Records from a data source:
--------
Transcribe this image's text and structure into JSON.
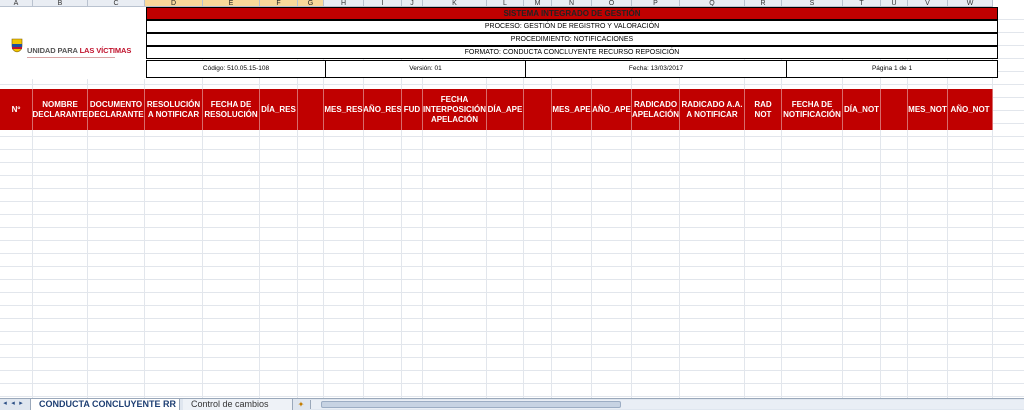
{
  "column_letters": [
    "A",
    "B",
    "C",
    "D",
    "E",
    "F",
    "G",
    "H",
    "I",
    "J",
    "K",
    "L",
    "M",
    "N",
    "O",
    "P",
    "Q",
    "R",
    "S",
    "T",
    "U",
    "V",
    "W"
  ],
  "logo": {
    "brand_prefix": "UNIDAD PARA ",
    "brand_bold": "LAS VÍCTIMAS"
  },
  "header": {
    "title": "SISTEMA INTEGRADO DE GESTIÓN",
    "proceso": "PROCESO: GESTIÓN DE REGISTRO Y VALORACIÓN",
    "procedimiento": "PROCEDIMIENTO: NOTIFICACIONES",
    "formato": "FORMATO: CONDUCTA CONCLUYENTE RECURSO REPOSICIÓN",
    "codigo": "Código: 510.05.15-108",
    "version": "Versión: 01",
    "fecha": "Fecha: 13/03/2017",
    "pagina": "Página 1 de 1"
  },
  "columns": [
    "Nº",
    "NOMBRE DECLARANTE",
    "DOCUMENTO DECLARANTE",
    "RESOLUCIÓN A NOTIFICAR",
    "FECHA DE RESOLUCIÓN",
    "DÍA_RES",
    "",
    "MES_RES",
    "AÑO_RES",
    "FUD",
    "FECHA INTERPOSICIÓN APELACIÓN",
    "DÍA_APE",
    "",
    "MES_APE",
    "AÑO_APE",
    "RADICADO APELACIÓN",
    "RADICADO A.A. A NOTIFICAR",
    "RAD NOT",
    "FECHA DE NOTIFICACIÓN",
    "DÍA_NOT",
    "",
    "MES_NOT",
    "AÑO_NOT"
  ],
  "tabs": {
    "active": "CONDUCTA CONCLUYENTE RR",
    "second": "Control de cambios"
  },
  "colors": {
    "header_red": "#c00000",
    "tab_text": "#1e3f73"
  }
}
--------
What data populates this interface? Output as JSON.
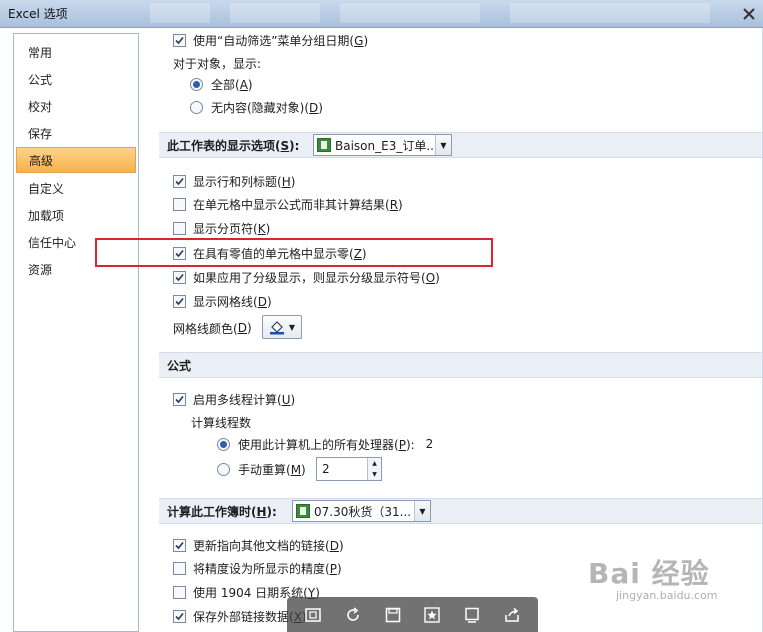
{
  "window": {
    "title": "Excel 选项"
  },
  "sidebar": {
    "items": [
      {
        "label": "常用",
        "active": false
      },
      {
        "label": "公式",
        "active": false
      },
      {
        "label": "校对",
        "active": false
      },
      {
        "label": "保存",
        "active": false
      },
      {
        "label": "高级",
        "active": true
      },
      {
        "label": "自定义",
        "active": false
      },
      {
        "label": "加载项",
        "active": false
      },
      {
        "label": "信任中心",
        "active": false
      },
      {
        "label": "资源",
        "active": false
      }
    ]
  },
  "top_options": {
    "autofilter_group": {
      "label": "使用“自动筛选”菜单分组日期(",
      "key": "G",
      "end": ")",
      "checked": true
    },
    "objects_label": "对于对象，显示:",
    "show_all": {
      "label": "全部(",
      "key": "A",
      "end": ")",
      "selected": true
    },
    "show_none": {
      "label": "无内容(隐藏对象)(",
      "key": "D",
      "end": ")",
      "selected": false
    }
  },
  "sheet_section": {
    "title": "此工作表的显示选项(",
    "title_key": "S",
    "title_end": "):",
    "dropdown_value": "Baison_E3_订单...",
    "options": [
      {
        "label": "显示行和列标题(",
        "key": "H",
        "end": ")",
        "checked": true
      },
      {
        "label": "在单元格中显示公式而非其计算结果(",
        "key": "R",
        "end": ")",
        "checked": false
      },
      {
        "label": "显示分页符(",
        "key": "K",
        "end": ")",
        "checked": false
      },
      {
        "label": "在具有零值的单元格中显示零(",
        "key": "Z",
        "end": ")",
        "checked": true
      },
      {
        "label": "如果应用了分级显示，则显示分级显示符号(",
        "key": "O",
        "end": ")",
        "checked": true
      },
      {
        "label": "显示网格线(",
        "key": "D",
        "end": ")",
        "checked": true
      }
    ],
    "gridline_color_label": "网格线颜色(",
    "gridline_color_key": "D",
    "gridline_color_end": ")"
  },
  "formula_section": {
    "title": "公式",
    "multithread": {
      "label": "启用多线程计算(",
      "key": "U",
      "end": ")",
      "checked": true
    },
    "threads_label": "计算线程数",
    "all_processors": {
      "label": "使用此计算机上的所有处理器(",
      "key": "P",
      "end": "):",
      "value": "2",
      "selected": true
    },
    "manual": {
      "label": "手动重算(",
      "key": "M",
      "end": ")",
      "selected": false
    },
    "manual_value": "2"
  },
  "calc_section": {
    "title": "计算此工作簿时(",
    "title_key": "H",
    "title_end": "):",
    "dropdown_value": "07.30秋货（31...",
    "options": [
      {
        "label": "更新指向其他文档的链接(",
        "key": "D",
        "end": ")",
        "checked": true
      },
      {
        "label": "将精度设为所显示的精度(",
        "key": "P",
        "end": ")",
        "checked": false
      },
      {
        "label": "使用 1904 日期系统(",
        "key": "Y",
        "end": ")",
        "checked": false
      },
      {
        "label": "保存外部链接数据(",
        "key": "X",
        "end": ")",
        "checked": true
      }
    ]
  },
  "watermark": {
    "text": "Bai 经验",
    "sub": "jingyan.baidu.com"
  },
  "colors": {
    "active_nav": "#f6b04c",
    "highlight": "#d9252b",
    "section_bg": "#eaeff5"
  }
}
--------
Stated problem.
From the listing above, find the number of lines with the word "JSON" in them. Answer with the number only.

Solved exercise.
2